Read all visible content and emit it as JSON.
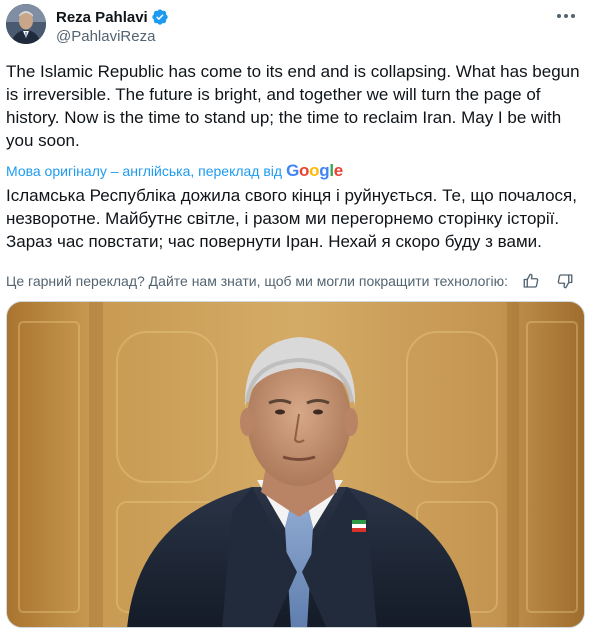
{
  "author": {
    "display_name": "Reza Pahlavi",
    "handle": "@PahlaviReza",
    "verified": true,
    "verified_color": "#1d9bf0"
  },
  "icons": {
    "verified": "verified-badge-icon",
    "more": "more-options-icon",
    "thumbs_up": "thumbs-up-icon",
    "thumbs_down": "thumbs-down-icon"
  },
  "tweet": {
    "text_original": "The Islamic Republic has come to its end and is collapsing. What has begun is irreversible. The future is bright, and together we will turn the page of history. Now is the time to stand up; the time to reclaim Iran. May I be with you soon.",
    "translation_label": "Мова оригіналу – англійська, переклад від",
    "translation_provider": "Google",
    "text_translated": "Ісламська Республіка дожила свого кінця і руйнується. Те, що почалося, незворотне. Майбутнє світле, і разом ми перегорнемо сторінку історії. Зараз час повстати; час повернути Іран. Нехай я скоро буду з вами.",
    "feedback_question": "Це гарний переклад? Дайте нам знати, щоб ми могли покращити технологію:"
  },
  "colors": {
    "text_primary": "#0f1419",
    "text_secondary": "#536471",
    "link": "#1d9bf0",
    "google_blue": "#4285f4",
    "google_red": "#ea4335",
    "google_yellow": "#fbbc05",
    "google_green": "#34a853"
  }
}
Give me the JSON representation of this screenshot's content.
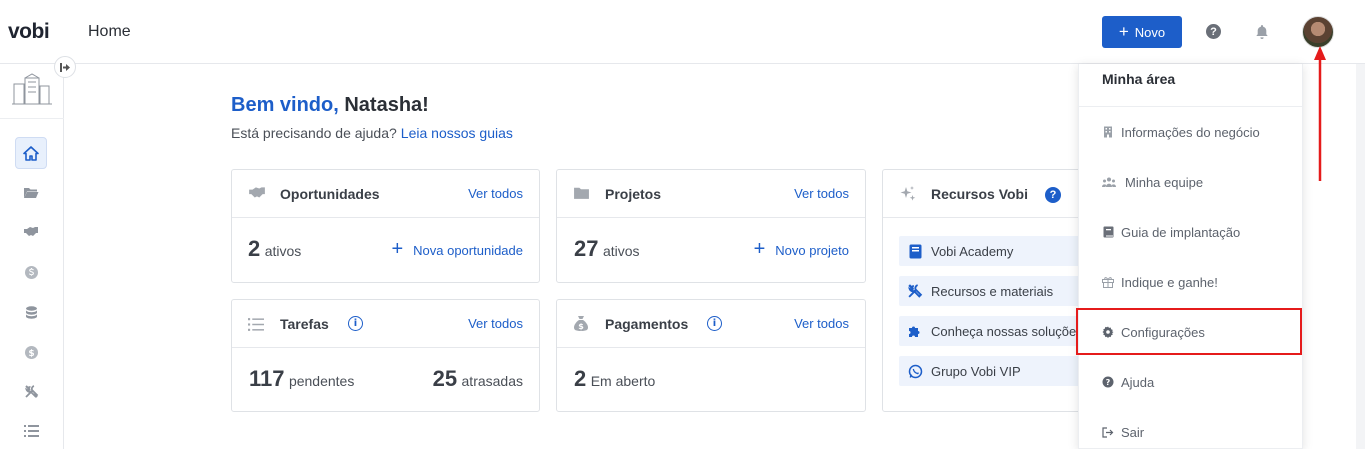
{
  "header": {
    "logo": "vobi",
    "title": "Home",
    "new_button": "Novo",
    "help_glyph": "?"
  },
  "sidebar": {
    "items": [
      {
        "icon": "home-icon",
        "active": true
      },
      {
        "icon": "folder-icon",
        "active": false
      },
      {
        "icon": "handshake-icon",
        "active": false
      },
      {
        "icon": "dollar-circle-icon",
        "active": false
      },
      {
        "icon": "coins-icon",
        "active": false
      },
      {
        "icon": "dollar-coin-icon",
        "active": false
      },
      {
        "icon": "tools-icon",
        "active": false
      },
      {
        "icon": "list-icon",
        "active": false
      }
    ]
  },
  "welcome": {
    "greeting": "Bem vindo,",
    "name": "Natasha!",
    "help_text": "Está precisando de ajuda?",
    "help_link": "Leia nossos guias"
  },
  "cards": {
    "oportunidades": {
      "title": "Oportunidades",
      "see_all": "Ver todos",
      "count": "2",
      "count_label": "ativos",
      "action": "Nova oportunidade"
    },
    "projetos": {
      "title": "Projetos",
      "see_all": "Ver todos",
      "count": "27",
      "count_label": "ativos",
      "action": "Novo projeto"
    },
    "tarefas": {
      "title": "Tarefas",
      "see_all": "Ver todos",
      "pending": "117",
      "pending_label": "pendentes",
      "late": "25",
      "late_label": "atrasadas"
    },
    "pagamentos": {
      "title": "Pagamentos",
      "see_all": "Ver todos",
      "count": "2",
      "count_label": "Em aberto"
    },
    "recursos": {
      "title": "Recursos Vobi",
      "items": [
        "Vobi Academy",
        "Recursos e materiais",
        "Conheça nossas soluções",
        "Grupo Vobi VIP"
      ]
    }
  },
  "dropdown": {
    "title": "Minha área",
    "items": [
      {
        "label": "Informações do negócio",
        "icon": "building-icon"
      },
      {
        "label": "Minha equipe",
        "icon": "team-icon"
      },
      {
        "label": "Guia de implantação",
        "icon": "book-icon"
      },
      {
        "label": "Indique e ganhe!",
        "icon": "gift-icon"
      },
      {
        "label": "Configurações",
        "icon": "gear-icon",
        "highlighted": true
      },
      {
        "label": "Ajuda",
        "icon": "help-icon"
      },
      {
        "label": "Sair",
        "icon": "logout-icon"
      }
    ]
  },
  "colors": {
    "primary": "#1d5ec9",
    "highlight": "#e51b1b",
    "text": "#3a3f47"
  }
}
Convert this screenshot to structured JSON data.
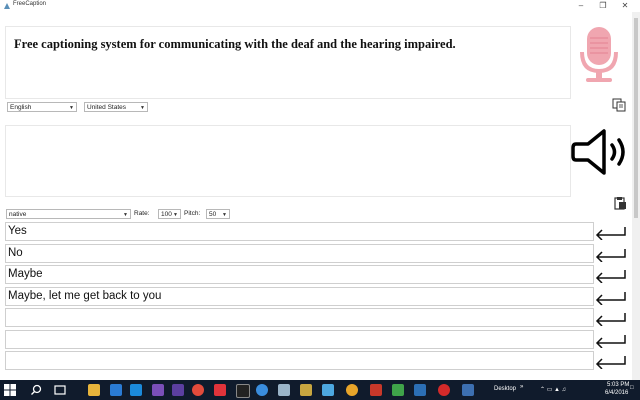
{
  "window": {
    "title": "FreeCaption"
  },
  "caption": {
    "text": "Free captioning system for communicating with the deaf and the hearing impaired."
  },
  "language": {
    "selected": "English"
  },
  "region": {
    "selected": "United States"
  },
  "speech_input": {
    "value": ""
  },
  "voice": {
    "selected": "native",
    "rate_label": "Rate:",
    "rate_value": "100",
    "pitch_label": "Pitch:",
    "pitch_value": "50"
  },
  "phrases": [
    "Yes",
    "No",
    "Maybe",
    "Maybe, let me get back to you",
    "",
    "",
    ""
  ],
  "taskbar": {
    "desktop_label": "Desktop",
    "time": "5:03 PM",
    "date": "6/4/2016"
  },
  "colors": {
    "mic": "#f0a6b0",
    "taskbar": "#101b2c"
  },
  "icons": [
    "app-icon",
    "microphone-icon",
    "copy-icon",
    "speaker-icon",
    "enter-arrow-icon",
    "windows-start-icon",
    "search-icon",
    "task-view-icon"
  ]
}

================================

• **Exercise aim**
Make an exact copy of every record, pictures excluded.

• **Solution for this task**
Read all visible content and emit it as JSON.
{
  "author": {
    "display_name": "Reza Pahlavi",
    "handle": "@PahlaviReza",
    "verified": true,
    "verified_color": "#1d9bf0"
  },
  "icons": {
    "verified": "verified-badge-icon",
    "more": "more-options-icon",
    "thumbs_up": "thumbs-up-icon",
    "thumbs_down": "thumbs-down-icon"
  },
  "tweet": {
    "text_original": "The Islamic Republic has come to its end and is collapsing. What has begun is irreversible. The future is bright, and together we will turn the page of history. Now is the time to stand up; the time to reclaim Iran. May I be with you soon.",
    "translation_label": "Мова оригіналу – англійська, переклад від",
    "translation_provider": "Google",
    "text_translated": "Ісламська Республіка дожила свого кінця і руйнується. Те, що почалося, незворотне. Майбутнє світле, і разом ми перегорнемо сторінку історії. Зараз час повстати; час повернути Іран. Нехай я скоро буду з вами.",
    "feedback_question": "Це гарний переклад? Дайте нам знати, щоб ми могли покращити технологію:"
  },
  "colors": {
    "text_primary": "#0f1419",
    "text_secondary": "#536471",
    "link": "#1d9bf0",
    "google_blue": "#4285f4",
    "google_red": "#ea4335",
    "google_yellow": "#fbbc05",
    "google_green": "#34a853"
  }
}
Give me the JSON representation of this screenshot's content.
{
  "header": {
    "logo": "vobi",
    "title": "Home",
    "new_button": "Novo",
    "help_glyph": "?"
  },
  "sidebar": {
    "items": [
      {
        "icon": "home-icon",
        "active": true
      },
      {
        "icon": "folder-icon",
        "active": false
      },
      {
        "icon": "handshake-icon",
        "active": false
      },
      {
        "icon": "dollar-circle-icon",
        "active": false
      },
      {
        "icon": "coins-icon",
        "active": false
      },
      {
        "icon": "dollar-coin-icon",
        "active": false
      },
      {
        "icon": "tools-icon",
        "active": false
      },
      {
        "icon": "list-icon",
        "active": false
      }
    ]
  },
  "welcome": {
    "greeting": "Bem vindo,",
    "name": "Natasha!",
    "help_text": "Está precisando de ajuda?",
    "help_link": "Leia nossos guias"
  },
  "cards": {
    "oportunidades": {
      "title": "Oportunidades",
      "see_all": "Ver todos",
      "count": "2",
      "count_label": "ativos",
      "action": "Nova oportunidade"
    },
    "projetos": {
      "title": "Projetos",
      "see_all": "Ver todos",
      "count": "27",
      "count_label": "ativos",
      "action": "Novo projeto"
    },
    "tarefas": {
      "title": "Tarefas",
      "see_all": "Ver todos",
      "pending": "117",
      "pending_label": "pendentes",
      "late": "25",
      "late_label": "atrasadas"
    },
    "pagamentos": {
      "title": "Pagamentos",
      "see_all": "Ver todos",
      "count": "2",
      "count_label": "Em aberto"
    },
    "recursos": {
      "title": "Recursos Vobi",
      "items": [
        "Vobi Academy",
        "Recursos e materiais",
        "Conheça nossas soluções",
        "Grupo Vobi VIP"
      ]
    }
  },
  "dropdown": {
    "title": "Minha área",
    "items": [
      {
        "label": "Informações do negócio",
        "icon": "building-icon"
      },
      {
        "label": "Minha equipe",
        "icon": "team-icon"
      },
      {
        "label": "Guia de implantação",
        "icon": "book-icon"
      },
      {
        "label": "Indique e ganhe!",
        "icon": "gift-icon"
      },
      {
        "label": "Configurações",
        "icon": "gear-icon",
        "highlighted": true
      },
      {
        "label": "Ajuda",
        "icon": "help-icon"
      },
      {
        "label": "Sair",
        "icon": "logout-icon"
      }
    ]
  },
  "colors": {
    "primary": "#1d5ec9",
    "highlight": "#e51b1b",
    "text": "#3a3f47"
  }
}
Convert this screenshot to structured JSON data.
{
  "window": {
    "title": "FreeCaption"
  },
  "caption": {
    "text": "Free captioning system for communicating with the deaf and the hearing impaired."
  },
  "language": {
    "selected": "English"
  },
  "region": {
    "selected": "United States"
  },
  "speech_input": {
    "value": ""
  },
  "voice": {
    "selected": "native",
    "rate_label": "Rate:",
    "rate_value": "100",
    "pitch_label": "Pitch:",
    "pitch_value": "50"
  },
  "phrases": [
    "Yes",
    "No",
    "Maybe",
    "Maybe, let me get back to you",
    "",
    "",
    ""
  ],
  "taskbar": {
    "desktop_label": "Desktop",
    "time": "5:03 PM",
    "date": "6/4/2016"
  },
  "colors": {
    "mic": "#f0a6b0",
    "taskbar": "#101b2c"
  },
  "icons": [
    "app-icon",
    "microphone-icon",
    "copy-icon",
    "speaker-icon",
    "enter-arrow-icon",
    "windows-start-icon",
    "search-icon",
    "task-view-icon"
  ]
}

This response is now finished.